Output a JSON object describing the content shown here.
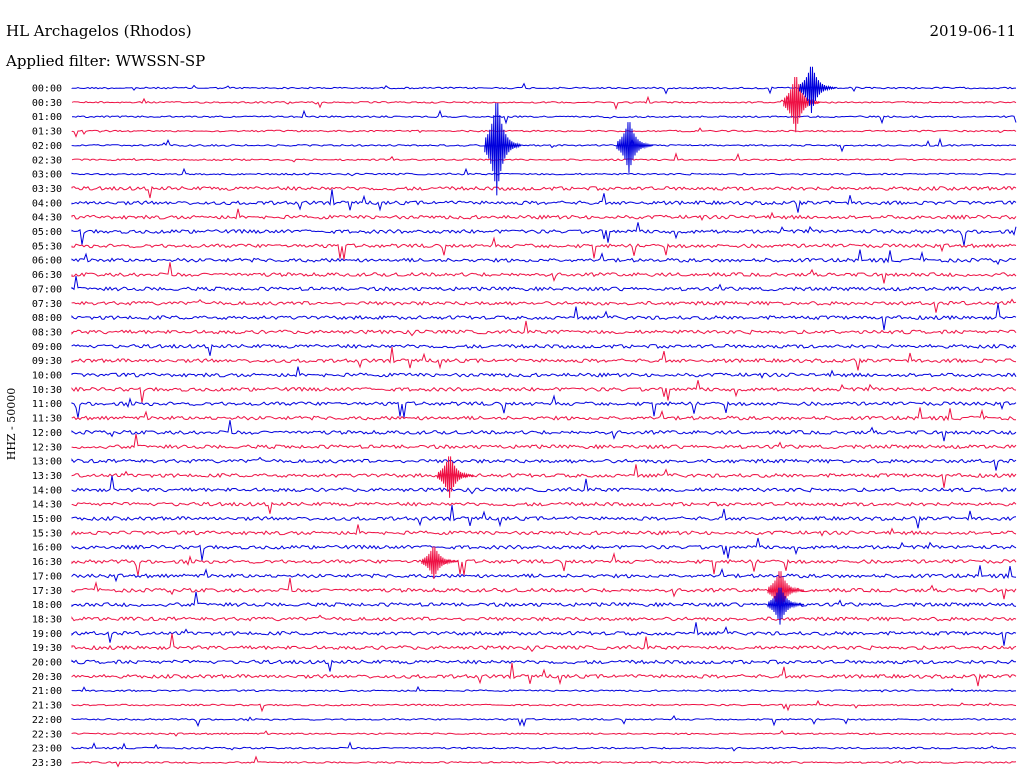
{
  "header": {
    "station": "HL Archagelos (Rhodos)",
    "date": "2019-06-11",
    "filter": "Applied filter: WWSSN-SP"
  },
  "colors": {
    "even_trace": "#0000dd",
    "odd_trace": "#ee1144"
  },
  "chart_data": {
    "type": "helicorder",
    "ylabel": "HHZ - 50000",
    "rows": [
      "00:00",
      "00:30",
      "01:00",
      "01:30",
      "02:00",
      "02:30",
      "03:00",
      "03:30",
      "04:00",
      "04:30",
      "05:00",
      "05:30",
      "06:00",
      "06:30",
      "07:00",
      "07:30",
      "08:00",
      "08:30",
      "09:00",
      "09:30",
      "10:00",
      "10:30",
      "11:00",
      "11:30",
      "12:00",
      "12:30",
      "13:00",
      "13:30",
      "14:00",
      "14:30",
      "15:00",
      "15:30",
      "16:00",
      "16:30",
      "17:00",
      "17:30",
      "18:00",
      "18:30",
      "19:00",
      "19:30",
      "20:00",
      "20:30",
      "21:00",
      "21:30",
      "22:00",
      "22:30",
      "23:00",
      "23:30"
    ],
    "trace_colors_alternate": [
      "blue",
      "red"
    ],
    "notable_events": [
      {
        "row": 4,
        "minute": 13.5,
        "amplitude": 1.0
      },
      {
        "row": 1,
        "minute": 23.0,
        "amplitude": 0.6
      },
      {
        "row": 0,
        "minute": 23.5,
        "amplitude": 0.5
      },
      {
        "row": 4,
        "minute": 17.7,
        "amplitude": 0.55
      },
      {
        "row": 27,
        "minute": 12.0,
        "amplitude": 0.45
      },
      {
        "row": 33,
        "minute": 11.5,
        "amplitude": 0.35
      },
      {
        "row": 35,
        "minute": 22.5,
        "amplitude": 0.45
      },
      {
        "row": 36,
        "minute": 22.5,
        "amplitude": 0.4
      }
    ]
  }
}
========================================================================
• _What to produce_: Pictures are excluded; repeat every record exactly.

• _Solution to this problem_:
Output a JSON object describing the content shown here.
{
  "header": {
    "station": "HL Archagelos (Rhodos)",
    "date": "2019-06-11",
    "filter": "Applied filter: WWSSN-SP"
  },
  "colors": {
    "even_trace": "#0000dd",
    "odd_trace": "#ee1144"
  },
  "chart_data": {
    "type": "helicorder",
    "ylabel": "HHZ - 50000",
    "rows": [
      "00:00",
      "00:30",
      "01:00",
      "01:30",
      "02:00",
      "02:30",
      "03:00",
      "03:30",
      "04:00",
      "04:30",
      "05:00",
      "05:30",
      "06:00",
      "06:30",
      "07:00",
      "07:30",
      "08:00",
      "08:30",
      "09:00",
      "09:30",
      "10:00",
      "10:30",
      "11:00",
      "11:30",
      "12:00",
      "12:30",
      "13:00",
      "13:30",
      "14:00",
      "14:30",
      "15:00",
      "15:30",
      "16:00",
      "16:30",
      "17:00",
      "17:30",
      "18:00",
      "18:30",
      "19:00",
      "19:30",
      "20:00",
      "20:30",
      "21:00",
      "21:30",
      "22:00",
      "22:30",
      "23:00",
      "23:30"
    ],
    "trace_colors_alternate": [
      "blue",
      "red"
    ],
    "notable_events": [
      {
        "row": 4,
        "minute": 13.5,
        "amplitude": 1.0
      },
      {
        "row": 1,
        "minute": 23.0,
        "amplitude": 0.6
      },
      {
        "row": 0,
        "minute": 23.5,
        "amplitude": 0.5
      },
      {
        "row": 4,
        "minute": 17.7,
        "amplitude": 0.55
      },
      {
        "row": 27,
        "minute": 12.0,
        "amplitude": 0.45
      },
      {
        "row": 33,
        "minute": 11.5,
        "amplitude": 0.35
      },
      {
        "row": 35,
        "minute": 22.5,
        "amplitude": 0.45
      },
      {
        "row": 36,
        "minute": 22.5,
        "amplitude": 0.4
      }
    ]
  }
}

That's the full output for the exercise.